[Written request] Gather every line in the records below that contains the word "资料来源".
>> start Input rows
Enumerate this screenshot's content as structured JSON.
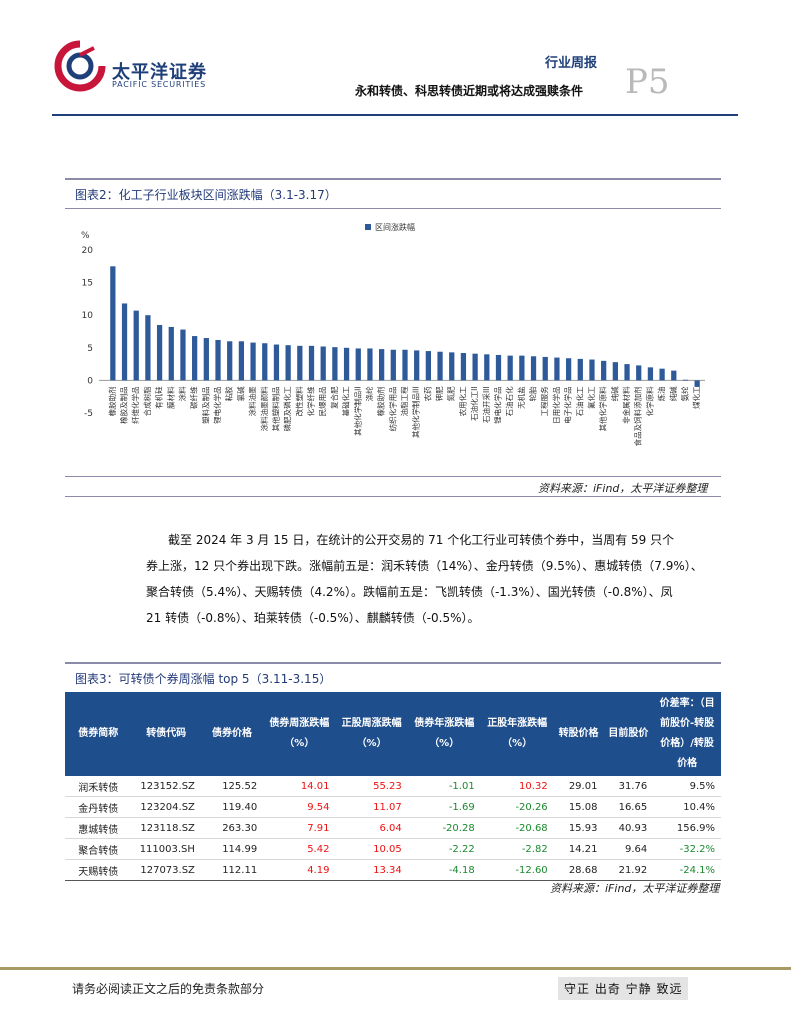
{
  "header": {
    "brand_cn": "太平洋证券",
    "brand_en": "PACIFIC SECURITIES",
    "report_type": "行业周报",
    "report_title": "永和转债、科思转债近期或将达成强赎条件",
    "page_number": "P5"
  },
  "figure2": {
    "title": "图表2：化工子行业板块区间涨跌幅（3.1-3.17）",
    "source": "资料来源：iFind，太平洋证券整理"
  },
  "chart_data": {
    "type": "bar",
    "title": "",
    "ylabel": "%",
    "xlabel": "",
    "ylim": [
      -5,
      20
    ],
    "yticks": [
      "20",
      "15",
      "10",
      "5",
      "0",
      "-5"
    ],
    "legend": "区间涨跌幅",
    "legend_position": "top-center",
    "bar_color": "#2e5a9a",
    "categories": [
      "橡胶助剂",
      "橡胶及制品",
      "纤维化学品",
      "合成树脂",
      "有机硅",
      "膜材料",
      "涂料",
      "碳纤维",
      "塑料及制品",
      "锂电化学品",
      "粘胶",
      "氯碱",
      "涂料油墨",
      "涂料油墨颜料",
      "其他塑料制品",
      "磷肥及磷化工",
      "改性塑料",
      "化学纤维",
      "民爆用品",
      "复合肥",
      "基础化工",
      "其他化学制品II",
      "涤纶",
      "橡胶助剂",
      "纺织化学用品",
      "油脂工程",
      "其他化学制品III",
      "农药",
      "钾肥",
      "氮肥",
      "农用化工",
      "石油化工II",
      "石油开采III",
      "锂电化学品",
      "石油石化",
      "无机盐",
      "轮胎",
      "工程服务",
      "日用化学品",
      "电子化学品",
      "石油化工",
      "氟化工",
      "其他化学原料",
      "纯碱",
      "非金属材料",
      "食品及饲料添加剂",
      "化学原料",
      "炼油",
      "纯碱",
      "氨纶",
      "煤化工"
    ],
    "values": [
      17.5,
      11.8,
      10.7,
      10.0,
      8.5,
      8.2,
      7.8,
      6.8,
      6.5,
      6.2,
      6.0,
      6.0,
      5.8,
      5.7,
      5.5,
      5.4,
      5.3,
      5.3,
      5.2,
      5.1,
      5.0,
      4.9,
      4.9,
      4.8,
      4.7,
      4.7,
      4.6,
      4.5,
      4.4,
      4.3,
      4.2,
      4.1,
      4.0,
      3.9,
      3.8,
      3.8,
      3.7,
      3.6,
      3.5,
      3.4,
      3.3,
      3.2,
      3.0,
      2.8,
      2.5,
      2.3,
      2.0,
      1.8,
      1.5,
      0.1,
      -1.0
    ]
  },
  "paragraph": {
    "lines": [
      "截至 2024 年 3 月 15 日，在统计的公开交易的 71 个化工行业可转债个券中，当周有 59 只个",
      "券上涨，12 只个券出现下跌。涨幅前五是：润禾转债（14%）、金丹转债（9.5%）、惠城转债（7.9%）、",
      "聚合转债（5.4%）、天赐转债（4.2%）。跌幅前五是：飞凯转债（-1.3%）、国光转债（-0.8%）、凤",
      "21 转债（-0.8%）、珀莱转债（-0.5%）、麒麟转债（-0.5%）。"
    ]
  },
  "figure3": {
    "title": "图表3：可转债个券周涨幅 top 5（3.11-3.15）",
    "source": "资料来源：iFind，太平洋证券整理",
    "columns": [
      "债券简称",
      "转债代码",
      "债券价格",
      "债券周涨跌幅（%）",
      "正股周涨跌幅（%）",
      "债券年涨跌幅（%）",
      "正股年涨跌幅（%）",
      "转股价格",
      "目前股价",
      "价差率：（目前股价-转股价格）/转股价格"
    ],
    "rows": [
      [
        "润禾转债",
        "123152.SZ",
        "125.52",
        "14.01",
        "55.23",
        "-1.01",
        "10.32",
        "29.01",
        "31.76",
        "9.5%"
      ],
      [
        "金丹转债",
        "123204.SZ",
        "119.40",
        "9.54",
        "11.07",
        "-1.69",
        "-20.26",
        "15.08",
        "16.65",
        "10.4%"
      ],
      [
        "惠城转债",
        "123118.SZ",
        "263.30",
        "7.91",
        "6.04",
        "-20.28",
        "-20.68",
        "15.93",
        "40.93",
        "156.9%"
      ],
      [
        "聚合转债",
        "111003.SH",
        "114.99",
        "5.42",
        "10.05",
        "-2.22",
        "-2.82",
        "14.21",
        "9.64",
        "-32.2%"
      ],
      [
        "天赐转债",
        "127073.SZ",
        "112.11",
        "4.19",
        "13.34",
        "-4.18",
        "-12.60",
        "28.68",
        "21.92",
        "-24.1%"
      ]
    ]
  },
  "footer": {
    "disclaimer": "请务必阅读正文之后的免责条款部分",
    "motto": "守正 出奇 宁静 致远"
  }
}
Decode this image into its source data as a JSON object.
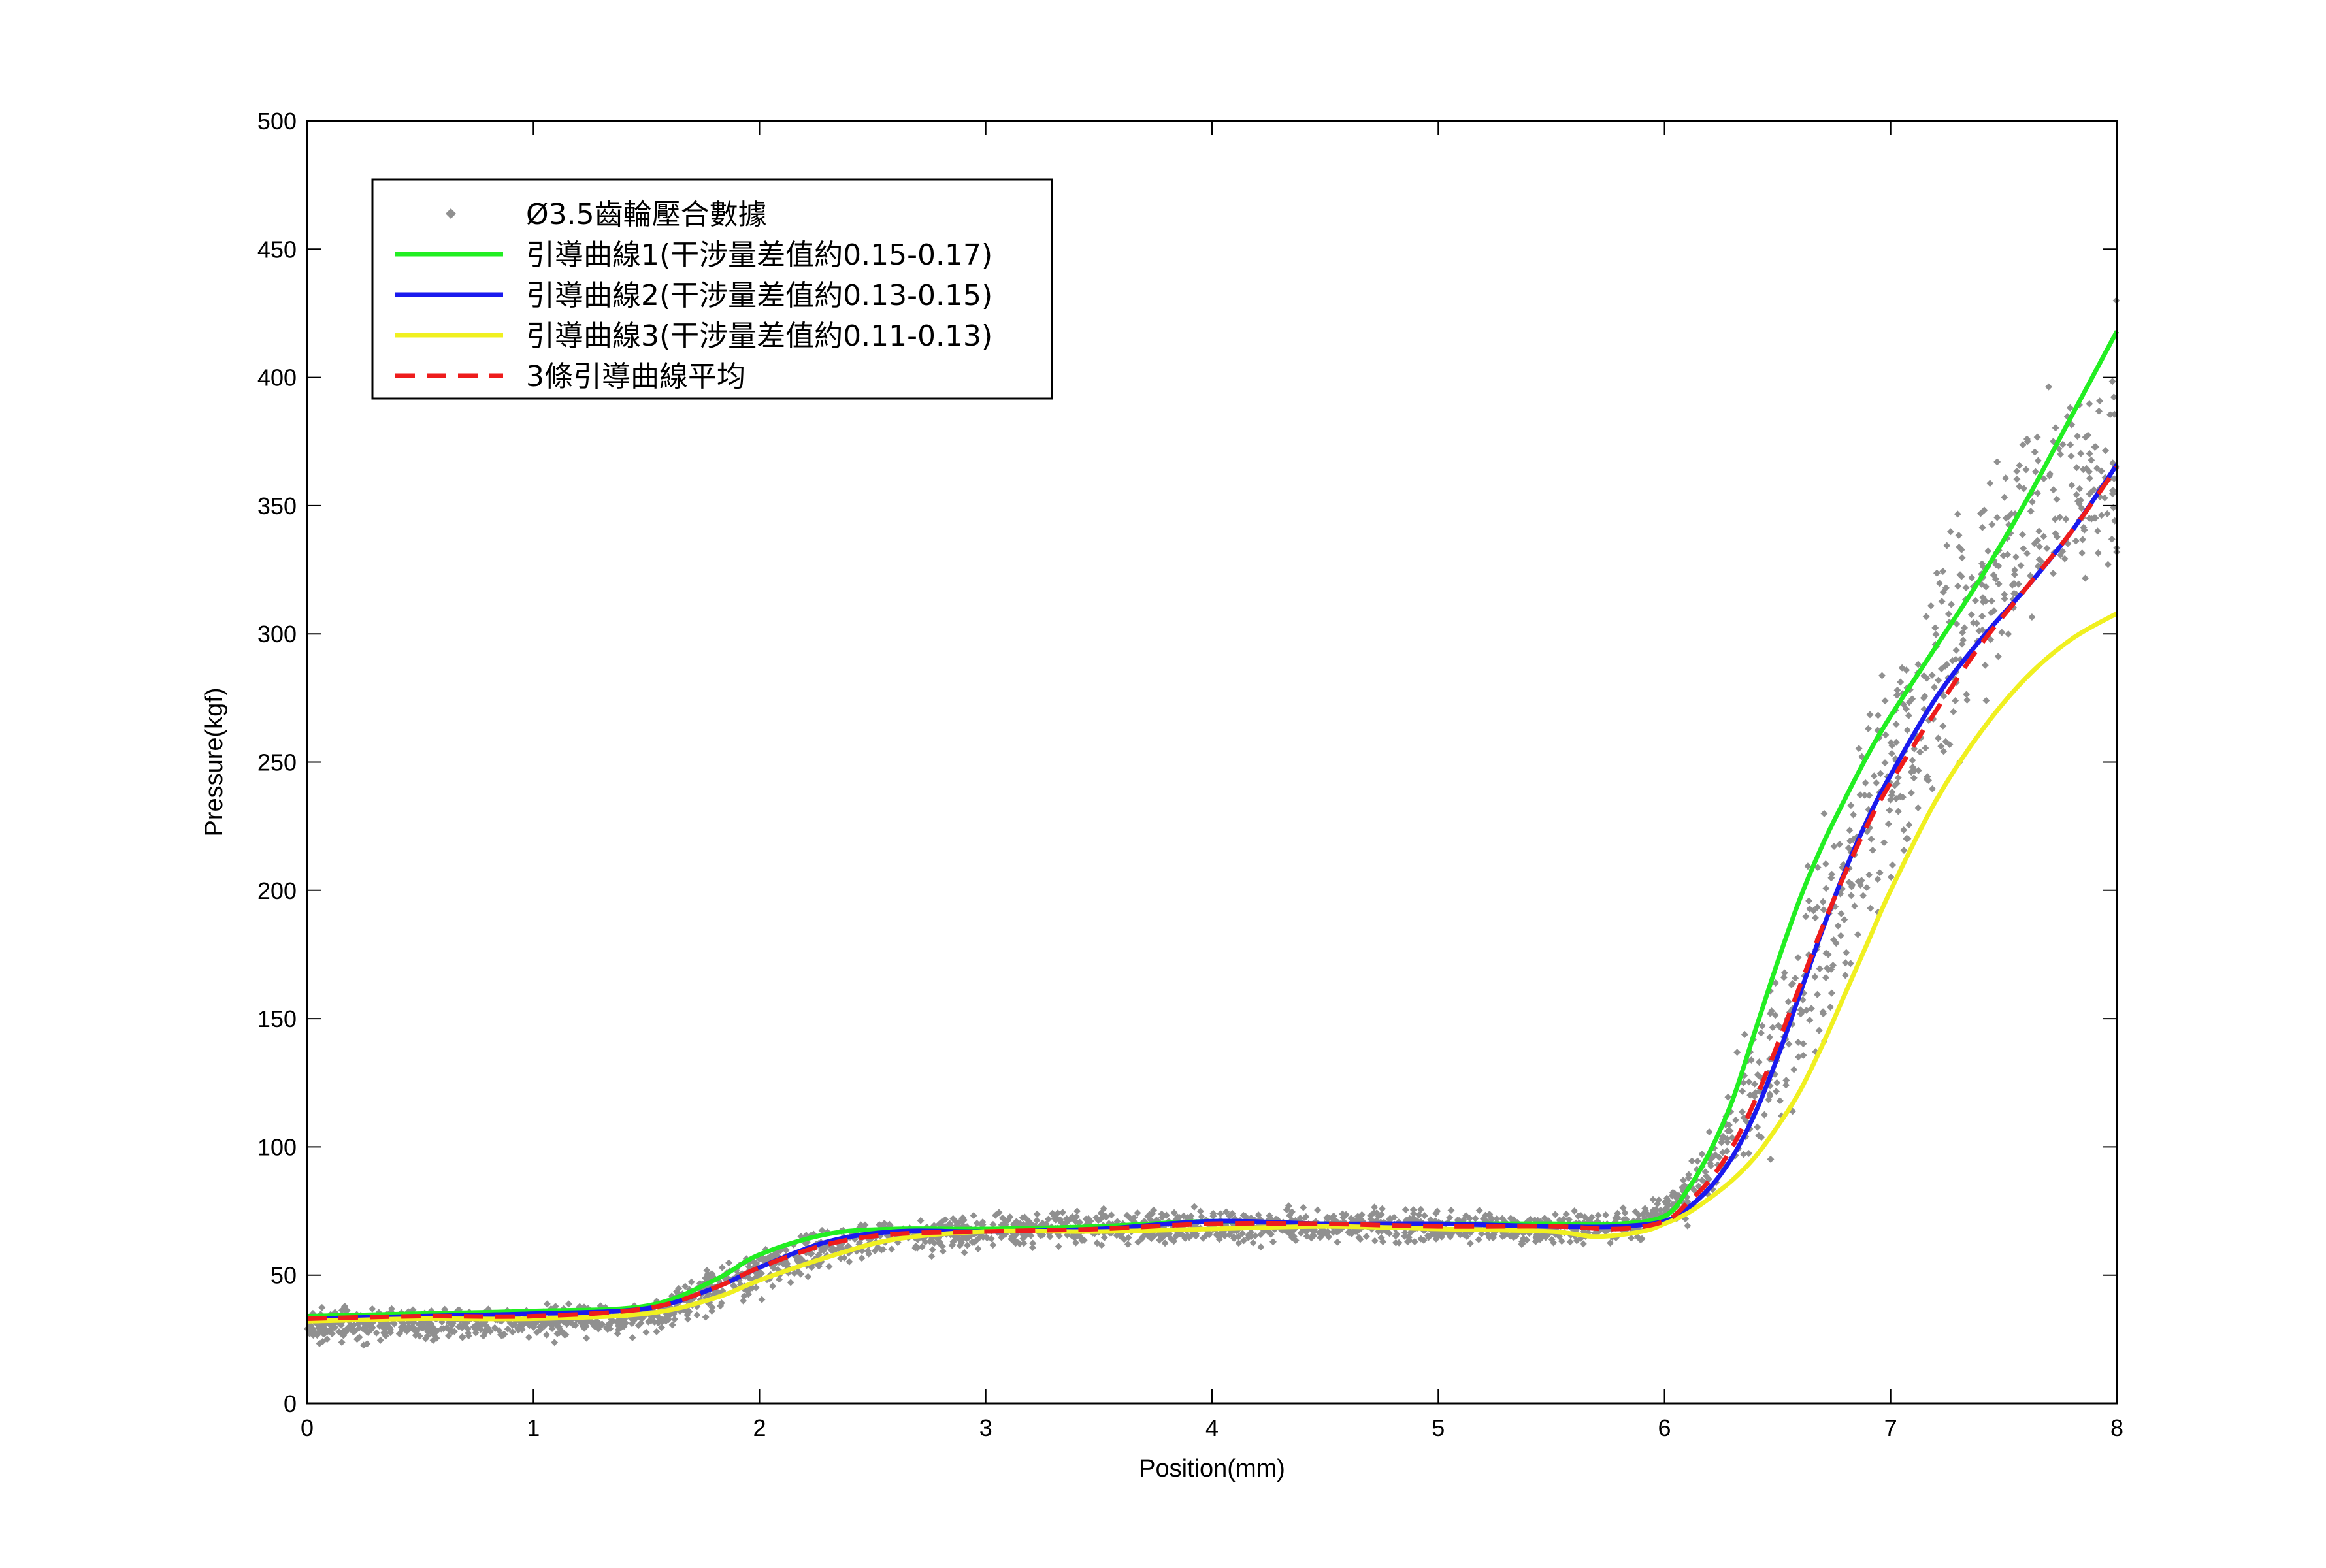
{
  "chart_data": {
    "type": "scatter",
    "title": "",
    "xlabel": "Position(mm)",
    "ylabel": "Pressure(kgf)",
    "xlim": [
      0,
      8
    ],
    "ylim": [
      0,
      500
    ],
    "xticks": [
      0,
      1,
      2,
      3,
      4,
      5,
      6,
      7,
      8
    ],
    "yticks": [
      0,
      50,
      100,
      150,
      200,
      250,
      300,
      350,
      400,
      450,
      500
    ],
    "grid": false,
    "legend_position": "top-left",
    "series": [
      {
        "name": "Ø3.5齒輪壓合數據",
        "kind": "scatter",
        "color": "#909090",
        "marker": "diamond",
        "envelope": {
          "x": [
            0,
            0.5,
            1.0,
            1.5,
            2.0,
            2.5,
            3.0,
            3.5,
            4.0,
            4.5,
            5.0,
            5.5,
            5.9,
            6.1,
            6.3,
            6.5,
            6.7,
            6.9,
            7.1,
            7.3,
            7.5,
            7.7,
            8.0
          ],
          "lower": [
            20,
            22,
            22,
            25,
            38,
            55,
            58,
            60,
            60,
            60,
            60,
            60,
            62,
            65,
            75,
            90,
            120,
            160,
            205,
            240,
            270,
            290,
            300
          ],
          "upper": [
            40,
            40,
            40,
            42,
            65,
            75,
            76,
            78,
            78,
            78,
            78,
            76,
            78,
            95,
            135,
            185,
            235,
            285,
            320,
            360,
            390,
            420,
            440
          ]
        }
      },
      {
        "name": "引導曲線1(干涉量差值約0.15-0.17)",
        "kind": "line",
        "color": "#22ee22",
        "dash": "solid",
        "x": [
          0,
          0.5,
          1.0,
          1.5,
          1.8,
          2.0,
          2.3,
          2.6,
          3.0,
          3.5,
          4.0,
          4.5,
          5.0,
          5.5,
          5.8,
          6.0,
          6.1,
          6.2,
          6.3,
          6.4,
          6.5,
          6.6,
          6.7,
          6.8,
          6.9,
          7.0,
          7.2,
          7.4,
          7.6,
          7.8,
          8.0
        ],
        "y": [
          34,
          35,
          36,
          38,
          48,
          58,
          66,
          68,
          68,
          69,
          71,
          70,
          70,
          70,
          70,
          73,
          83,
          98,
          118,
          145,
          172,
          197,
          218,
          236,
          253,
          268,
          295,
          322,
          352,
          385,
          418
        ]
      },
      {
        "name": "引導曲線2(干涉量差值約0.13-0.15)",
        "kind": "line",
        "color": "#1a1aee",
        "dash": "solid",
        "x": [
          0,
          0.5,
          1.0,
          1.5,
          1.8,
          2.0,
          2.3,
          2.6,
          3.0,
          3.5,
          4.0,
          4.5,
          5.0,
          5.5,
          5.8,
          6.0,
          6.1,
          6.2,
          6.3,
          6.4,
          6.5,
          6.6,
          6.7,
          6.8,
          6.9,
          7.0,
          7.2,
          7.4,
          7.6,
          7.8,
          8.0
        ],
        "y": [
          33,
          34,
          35,
          37,
          45,
          53,
          63,
          67,
          67,
          68,
          71,
          70,
          70,
          69,
          69,
          71,
          76,
          84,
          96,
          113,
          135,
          160,
          185,
          208,
          228,
          245,
          275,
          298,
          318,
          340,
          366
        ]
      },
      {
        "name": "引導曲線3(干涉量差值約0.11-0.13)",
        "kind": "line",
        "color": "#f0f020",
        "dash": "solid",
        "x": [
          0,
          0.5,
          1.0,
          1.5,
          1.8,
          2.0,
          2.3,
          2.6,
          3.0,
          3.5,
          4.0,
          4.5,
          5.0,
          5.5,
          5.7,
          5.9,
          6.0,
          6.1,
          6.2,
          6.3,
          6.4,
          6.5,
          6.6,
          6.7,
          6.8,
          6.9,
          7.0,
          7.2,
          7.4,
          7.6,
          7.8,
          8.0
        ],
        "y": [
          32,
          33,
          33,
          35,
          41,
          48,
          57,
          64,
          67,
          67,
          68,
          69,
          68,
          67,
          65,
          67,
          70,
          74,
          80,
          87,
          96,
          108,
          122,
          140,
          160,
          180,
          200,
          235,
          262,
          283,
          298,
          308
        ]
      },
      {
        "name": "3條引導曲線平均",
        "kind": "line",
        "color": "#ee1c1c",
        "dash": "dashed",
        "x": [
          0,
          0.5,
          1.0,
          1.5,
          1.8,
          2.0,
          2.3,
          2.6,
          3.0,
          3.5,
          4.0,
          4.5,
          5.0,
          5.5,
          5.8,
          6.0,
          6.1,
          6.2,
          6.3,
          6.4,
          6.5,
          6.6,
          6.7,
          6.8,
          6.9,
          7.0,
          7.2,
          7.4,
          7.6,
          7.8,
          8.0
        ],
        "y": [
          33,
          34,
          34,
          37,
          45,
          53,
          62,
          66,
          67,
          68,
          70,
          70,
          69,
          69,
          68,
          71,
          78,
          87,
          100,
          118,
          140,
          163,
          186,
          207,
          226,
          242,
          270,
          296,
          318,
          340,
          365
        ]
      }
    ]
  }
}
>> end Input rows
[Worked answer]
    "source": "资料来源：iFind，太平洋证券整理"
    "source": "资料来源：iFind，太平洋证券整理",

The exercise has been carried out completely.